Instructions to follow
Please copy the records below word for word, leaving out the pictures.

*** Opening of Information given ***

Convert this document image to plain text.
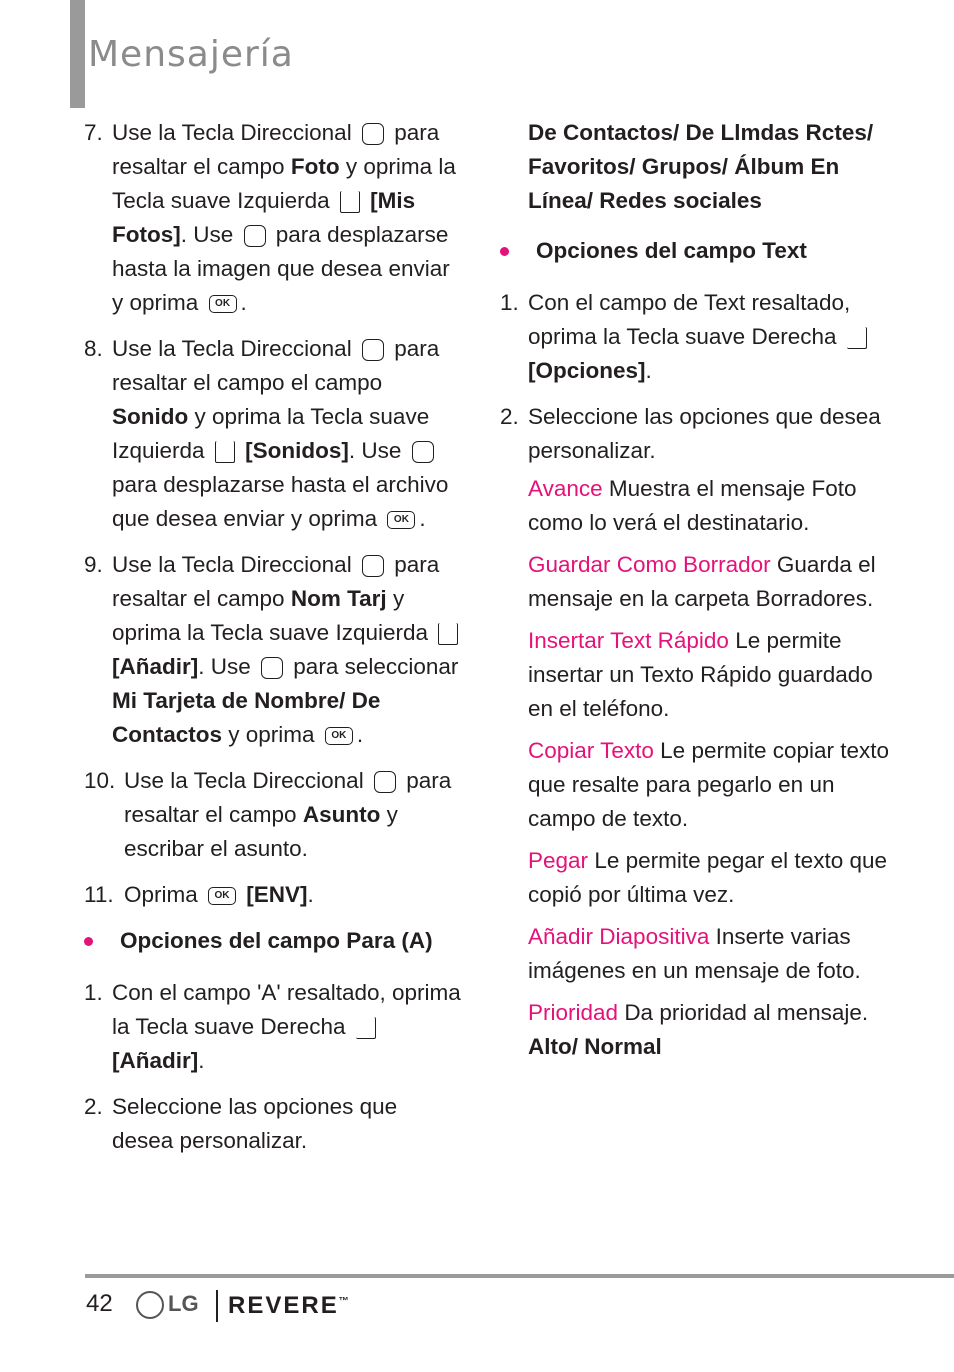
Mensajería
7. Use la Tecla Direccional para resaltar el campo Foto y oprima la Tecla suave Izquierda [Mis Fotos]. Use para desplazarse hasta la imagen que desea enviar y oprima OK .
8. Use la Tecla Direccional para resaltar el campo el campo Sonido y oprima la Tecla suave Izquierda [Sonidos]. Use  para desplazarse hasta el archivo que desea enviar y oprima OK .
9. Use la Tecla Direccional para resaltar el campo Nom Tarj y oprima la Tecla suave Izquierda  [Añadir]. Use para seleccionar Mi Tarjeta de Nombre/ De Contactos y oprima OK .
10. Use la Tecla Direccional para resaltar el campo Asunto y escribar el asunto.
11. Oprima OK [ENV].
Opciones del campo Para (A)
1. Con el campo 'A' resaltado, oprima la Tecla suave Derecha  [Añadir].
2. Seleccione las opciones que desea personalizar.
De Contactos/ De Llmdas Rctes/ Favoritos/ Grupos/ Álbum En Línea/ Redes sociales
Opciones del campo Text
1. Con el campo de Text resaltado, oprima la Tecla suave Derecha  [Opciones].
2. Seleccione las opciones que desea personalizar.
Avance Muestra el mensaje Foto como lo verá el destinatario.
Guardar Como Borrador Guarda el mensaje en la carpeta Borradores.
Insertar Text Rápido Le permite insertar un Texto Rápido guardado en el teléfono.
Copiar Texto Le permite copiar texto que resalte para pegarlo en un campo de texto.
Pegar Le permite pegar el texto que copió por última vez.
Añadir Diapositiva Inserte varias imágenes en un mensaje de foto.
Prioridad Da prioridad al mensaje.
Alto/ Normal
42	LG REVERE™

*** Close of Information given ***

Reply
Convert this document image to plain text.
Mensajería
7. Use la Tecla Direccional para resaltar el campo Foto y oprima la Tecla suave Izquierda [Mis Fotos]. Use para desplazarse hasta la imagen que desea enviar y oprima OK .
8. Use la Tecla Direccional para resaltar el campo el campo Sonido y oprima la Tecla suave Izquierda [Sonidos]. Use  para desplazarse hasta el archivo que desea enviar y oprima OK .
9. Use la Tecla Direccional para resaltar el campo Nom Tarj y oprima la Tecla suave Izquierda  [Añadir]. Use para seleccionar Mi Tarjeta de Nombre/ De Contactos y oprima OK .
10. Use la Tecla Direccional para resaltar el campo Asunto y escribar el asunto.
11. Oprima OK [ENV].
Opciones del campo Para (A)
1. Con el campo 'A' resaltado, oprima la Tecla suave Derecha  [Añadir].
2. Seleccione las opciones que desea personalizar.
De Contactos/ De Llmdas Rctes/ Favoritos/ Grupos/ Álbum En Línea/ Redes sociales
Opciones del campo Text
1. Con el campo de Text resaltado, oprima la Tecla suave Derecha  [Opciones].
2. Seleccione las opciones que desea personalizar.
Avance Muestra el mensaje Foto como lo verá el destinatario.
Guardar Como Borrador Guarda el mensaje en la carpeta Borradores.
Insertar Text Rápido Le permite insertar un Texto Rápido guardado en el teléfono.
Copiar Texto Le permite copiar texto que resalte para pegarlo en un campo de texto.
Pegar Le permite pegar el texto que copió por última vez.
Añadir Diapositiva Inserte varias imágenes en un mensaje de foto.
Prioridad Da prioridad al mensaje.
Alto/ Normal
42	LG REVERE™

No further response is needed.